Qual è la sua lotta dopo l’esperienza di un anno fa?
“Non posso accettare che ancora, malgrado le mie denunce, esista un servizio che è una vergogna del sistema sanitario nazionale: il sistema delle Guardie mediche, che deve essere riformato”.
Come?
“Devono essere chiusi tutti questi tuguri dove si lavora, deve essere ristrutturato il servizio, perché ci espone a questi rischi gravissimi e in più non offre all’utenza un’assistenza degna di un Paese moderno e civile. Ma deve essere riformato anche sul piano contrattuale: il medico che la gente trova nel tugurio viene pagato con 15 Euro l’ora, se si ammala non ha diritto a nulla e non può andare in ferie”.
Come è cambiata la sua vita in questi trecentosessantacinque giorni?
“Non ho più paura di esprimermi: anche se sono sempre stata abbastanza franca, ho sempre avuto il timore di protestare. Oggi no. Non mi fermo davanti a nulla”.
Dopo quella notte che compiti le sono state assegnati?
“Sembrerà incredibile, ma risulto ancora titolare della Guardia medica di Trecastagni. Sono stata vergognosamente ricollocata altrove, ma per motivi di salute, dato che non c’è una normativa specifica che regolamenta questa materia”.

Consegna: Continua l'intervista sul servizio di Guardia medica dopo l'ultima risposta riportata.

Dati forniti:
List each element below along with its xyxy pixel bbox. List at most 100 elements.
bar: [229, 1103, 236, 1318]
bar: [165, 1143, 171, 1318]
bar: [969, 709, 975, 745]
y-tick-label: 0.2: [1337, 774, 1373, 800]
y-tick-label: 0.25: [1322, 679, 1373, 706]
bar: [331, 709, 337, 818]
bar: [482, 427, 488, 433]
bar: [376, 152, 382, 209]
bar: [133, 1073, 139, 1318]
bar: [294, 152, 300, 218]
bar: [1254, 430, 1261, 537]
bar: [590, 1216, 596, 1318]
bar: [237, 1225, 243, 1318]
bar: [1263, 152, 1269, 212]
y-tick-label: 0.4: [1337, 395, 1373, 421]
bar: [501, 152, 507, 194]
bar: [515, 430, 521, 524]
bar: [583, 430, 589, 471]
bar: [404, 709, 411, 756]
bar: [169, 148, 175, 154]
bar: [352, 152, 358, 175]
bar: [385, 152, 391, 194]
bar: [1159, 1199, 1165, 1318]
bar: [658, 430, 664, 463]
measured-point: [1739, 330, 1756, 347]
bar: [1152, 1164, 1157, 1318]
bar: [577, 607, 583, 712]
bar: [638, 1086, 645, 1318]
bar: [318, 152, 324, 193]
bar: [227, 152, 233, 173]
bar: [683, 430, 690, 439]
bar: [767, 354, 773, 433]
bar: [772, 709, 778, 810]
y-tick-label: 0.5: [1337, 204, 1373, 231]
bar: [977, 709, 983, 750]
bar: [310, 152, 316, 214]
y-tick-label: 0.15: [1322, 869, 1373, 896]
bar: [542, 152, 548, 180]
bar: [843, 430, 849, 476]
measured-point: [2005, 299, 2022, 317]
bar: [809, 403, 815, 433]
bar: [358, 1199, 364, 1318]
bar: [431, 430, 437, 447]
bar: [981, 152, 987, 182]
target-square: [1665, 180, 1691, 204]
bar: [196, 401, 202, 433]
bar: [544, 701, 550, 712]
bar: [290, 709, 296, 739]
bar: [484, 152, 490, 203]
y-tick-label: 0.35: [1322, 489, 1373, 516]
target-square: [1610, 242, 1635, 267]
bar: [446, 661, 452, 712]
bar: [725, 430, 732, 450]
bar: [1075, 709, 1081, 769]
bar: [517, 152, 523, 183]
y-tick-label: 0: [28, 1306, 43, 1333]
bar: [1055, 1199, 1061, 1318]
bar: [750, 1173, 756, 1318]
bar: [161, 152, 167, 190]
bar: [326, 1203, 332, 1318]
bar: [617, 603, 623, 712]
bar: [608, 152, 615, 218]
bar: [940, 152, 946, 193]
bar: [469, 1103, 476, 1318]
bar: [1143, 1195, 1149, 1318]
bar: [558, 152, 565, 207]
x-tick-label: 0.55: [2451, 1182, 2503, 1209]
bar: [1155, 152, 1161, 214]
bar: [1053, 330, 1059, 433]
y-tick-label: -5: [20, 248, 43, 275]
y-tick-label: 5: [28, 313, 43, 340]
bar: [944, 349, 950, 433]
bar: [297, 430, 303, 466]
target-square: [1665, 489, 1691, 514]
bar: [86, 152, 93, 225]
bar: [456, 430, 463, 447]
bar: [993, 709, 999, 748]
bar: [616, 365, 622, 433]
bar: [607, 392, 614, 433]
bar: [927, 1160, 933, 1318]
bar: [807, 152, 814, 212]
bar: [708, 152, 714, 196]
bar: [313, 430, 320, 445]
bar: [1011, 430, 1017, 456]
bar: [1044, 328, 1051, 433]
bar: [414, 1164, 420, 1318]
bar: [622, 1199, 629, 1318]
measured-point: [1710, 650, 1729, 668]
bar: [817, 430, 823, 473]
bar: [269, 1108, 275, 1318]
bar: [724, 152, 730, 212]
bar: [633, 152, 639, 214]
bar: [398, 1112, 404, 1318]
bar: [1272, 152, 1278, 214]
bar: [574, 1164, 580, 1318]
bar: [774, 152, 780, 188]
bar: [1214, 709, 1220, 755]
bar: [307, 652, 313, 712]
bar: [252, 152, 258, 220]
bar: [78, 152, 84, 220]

Esercizio svolto:
Può spiegare meglio?
“Sono stata ricollocata in un altro servizio per due anni, con una certificazione fatta dalla commissione di verifica dell’ospedale militare del Celio di Roma. In teoria, allo scadere di questo biennio, dovrei essere rivalutata e potrei essere considerata nelle condizioni psicofisiche di tornare a lavorare in una Guardia medica”.
In questo momento che mansioni svolge?
“Un lavoro d’ufficio nell’ambito della medicina dei servizi, ma anche in un ufficio dell’Asp3 in un servizio di educazione alla salute”.
Il suo aggressore è stato processato?
“Sì, lo scorso 30 aprile. Ed è stato condannato ad otto anni di carcere”.
Cosa si sente di dire alle altre donne?
“Che bisogna finirla con la solite commemorazioni. Sono felice che per me non ci sia il solito mazzo di fiori davanti alla lapide”.
In che senso?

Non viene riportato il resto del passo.